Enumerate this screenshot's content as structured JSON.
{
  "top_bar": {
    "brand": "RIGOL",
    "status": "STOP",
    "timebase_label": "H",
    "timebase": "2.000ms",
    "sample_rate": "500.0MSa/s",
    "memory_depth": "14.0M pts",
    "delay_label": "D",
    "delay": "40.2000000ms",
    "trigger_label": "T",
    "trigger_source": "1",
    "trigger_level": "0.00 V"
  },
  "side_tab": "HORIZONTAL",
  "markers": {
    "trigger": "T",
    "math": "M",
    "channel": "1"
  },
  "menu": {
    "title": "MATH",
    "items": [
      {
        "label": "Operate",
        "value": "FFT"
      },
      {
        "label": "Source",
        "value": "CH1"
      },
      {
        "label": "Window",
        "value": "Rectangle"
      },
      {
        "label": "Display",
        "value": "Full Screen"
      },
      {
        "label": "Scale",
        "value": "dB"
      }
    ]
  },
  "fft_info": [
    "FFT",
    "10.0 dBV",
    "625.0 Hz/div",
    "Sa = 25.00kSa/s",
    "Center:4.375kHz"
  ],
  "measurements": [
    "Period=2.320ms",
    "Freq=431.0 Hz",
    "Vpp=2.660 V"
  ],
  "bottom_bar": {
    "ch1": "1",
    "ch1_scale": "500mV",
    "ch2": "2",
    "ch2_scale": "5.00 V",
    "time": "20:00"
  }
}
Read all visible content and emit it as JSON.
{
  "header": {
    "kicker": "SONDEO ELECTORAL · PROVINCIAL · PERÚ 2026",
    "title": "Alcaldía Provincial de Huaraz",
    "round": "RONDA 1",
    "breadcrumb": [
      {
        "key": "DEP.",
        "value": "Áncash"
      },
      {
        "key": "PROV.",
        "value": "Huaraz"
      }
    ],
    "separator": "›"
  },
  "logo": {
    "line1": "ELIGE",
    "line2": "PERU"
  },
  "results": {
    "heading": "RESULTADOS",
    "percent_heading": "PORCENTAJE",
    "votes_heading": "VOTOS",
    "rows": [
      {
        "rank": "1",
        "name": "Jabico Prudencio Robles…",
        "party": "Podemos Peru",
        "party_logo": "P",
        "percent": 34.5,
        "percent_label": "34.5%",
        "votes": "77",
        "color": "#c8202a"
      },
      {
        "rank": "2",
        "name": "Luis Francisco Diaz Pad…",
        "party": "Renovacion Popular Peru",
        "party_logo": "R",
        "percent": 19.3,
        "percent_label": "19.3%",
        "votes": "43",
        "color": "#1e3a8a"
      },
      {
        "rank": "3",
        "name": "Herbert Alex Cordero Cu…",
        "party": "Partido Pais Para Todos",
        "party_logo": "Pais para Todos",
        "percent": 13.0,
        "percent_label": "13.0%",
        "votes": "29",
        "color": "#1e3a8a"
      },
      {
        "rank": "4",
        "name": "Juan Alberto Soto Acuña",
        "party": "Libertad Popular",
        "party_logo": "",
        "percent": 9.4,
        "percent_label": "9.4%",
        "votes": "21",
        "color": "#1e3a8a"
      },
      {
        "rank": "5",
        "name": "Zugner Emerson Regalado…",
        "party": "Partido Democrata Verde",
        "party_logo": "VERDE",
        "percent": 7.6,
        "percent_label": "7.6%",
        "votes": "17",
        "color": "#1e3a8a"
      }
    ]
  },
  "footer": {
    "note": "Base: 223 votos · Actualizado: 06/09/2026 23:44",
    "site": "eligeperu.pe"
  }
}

---

Instruction:
Recite the full listing above exactly.

Solution for this exercise:
Enumerate this screenshot's content as structured JSON.
{
  "top_bar": {
    "brand": "RIGOL",
    "status": "STOP",
    "timebase_label": "H",
    "timebase": "2.000ms",
    "sample_rate": "500.0MSa/s",
    "memory_depth": "14.0M pts",
    "delay_label": "D",
    "delay": "40.2000000ms",
    "trigger_label": "T",
    "trigger_source": "1",
    "trigger_level": "0.00 V"
  },
  "side_tab": "HORIZONTAL",
  "markers": {
    "trigger": "T",
    "math": "M",
    "channel": "1"
  },
  "menu": {
    "title": "MATH",
    "items": [
      {
        "label": "Operate",
        "value": "FFT"
      },
      {
        "label": "Source",
        "value": "CH1"
      },
      {
        "label": "Window",
        "value": "Rectangle"
      },
      {
        "label": "Display",
        "value": "Full Screen"
      },
      {
        "label": "Scale",
        "value": "dB"
      }
    ]
  },
  "fft_info": [
    "FFT",
    "10.0 dBV",
    "625.0 Hz/div",
    "Sa = 25.00kSa/s",
    "Center:4.375kHz"
  ],
  "measurements": [
    "Period=2.320ms",
    "Freq=431.0 Hz",
    "Vpp=2.660 V"
  ],
  "bottom_bar": {
    "ch1": "1",
    "ch1_scale": "500mV",
    "ch2": "2",
    "ch2_scale": "5.00 V",
    "time": "20:00"
  }
}
Read all visible content and emit it as JSON.
{
  "header": {
    "kicker": "SONDEO ELECTORAL · PROVINCIAL · PERÚ 2026",
    "title": "Alcaldía Provincial de Huaraz",
    "round": "RONDA 1",
    "breadcrumb": [
      {
        "key": "DEP.",
        "value": "Áncash"
      },
      {
        "key": "PROV.",
        "value": "Huaraz"
      }
    ],
    "separator": "›"
  },
  "logo": {
    "line1": "ELIGE",
    "line2": "PERU"
  },
  "results": {
    "heading": "RESULTADOS",
    "percent_heading": "PORCENTAJE",
    "votes_heading": "VOTOS",
    "rows": [
      {
        "rank": "1",
        "name": "Jabico Prudencio Robles…",
        "party": "Podemos Peru",
        "party_logo": "P",
        "percent": 34.5,
        "percent_label": "34.5%",
        "votes": "77",
        "color": "#c8202a"
      },
      {
        "rank": "2",
        "name": "Luis Francisco Diaz Pad…",
        "party": "Renovacion Popular Peru",
        "party_logo": "R",
        "percent": 19.3,
        "percent_label": "19.3%",
        "votes": "43",
        "color": "#1e3a8a"
      },
      {
        "rank": "3",
        "name": "Herbert Alex Cordero Cu…",
        "party": "Partido Pais Para Todos",
        "party_logo": "Pais para Todos",
        "percent": 13.0,
        "percent_label": "13.0%",
        "votes": "29",
        "color": "#1e3a8a"
      },
      {
        "rank": "4",
        "name": "Juan Alberto Soto Acuña",
        "party": "Libertad Popular",
        "party_logo": "",
        "percent": 9.4,
        "percent_label": "9.4%",
        "votes": "21",
        "color": "#1e3a8a"
      },
      {
        "rank": "5",
        "name": "Zugner Emerson Regalado…",
        "party": "Partido Democrata Verde",
        "party_logo": "VERDE",
        "percent": 7.6,
        "percent_label": "7.6%",
        "votes": "17",
        "color": "#1e3a8a"
      }
    ]
  },
  "footer": {
    "note": "Base: 223 votos · Actualizado: 06/09/2026 23:44",
    "site": "eligeperu.pe"
  }
}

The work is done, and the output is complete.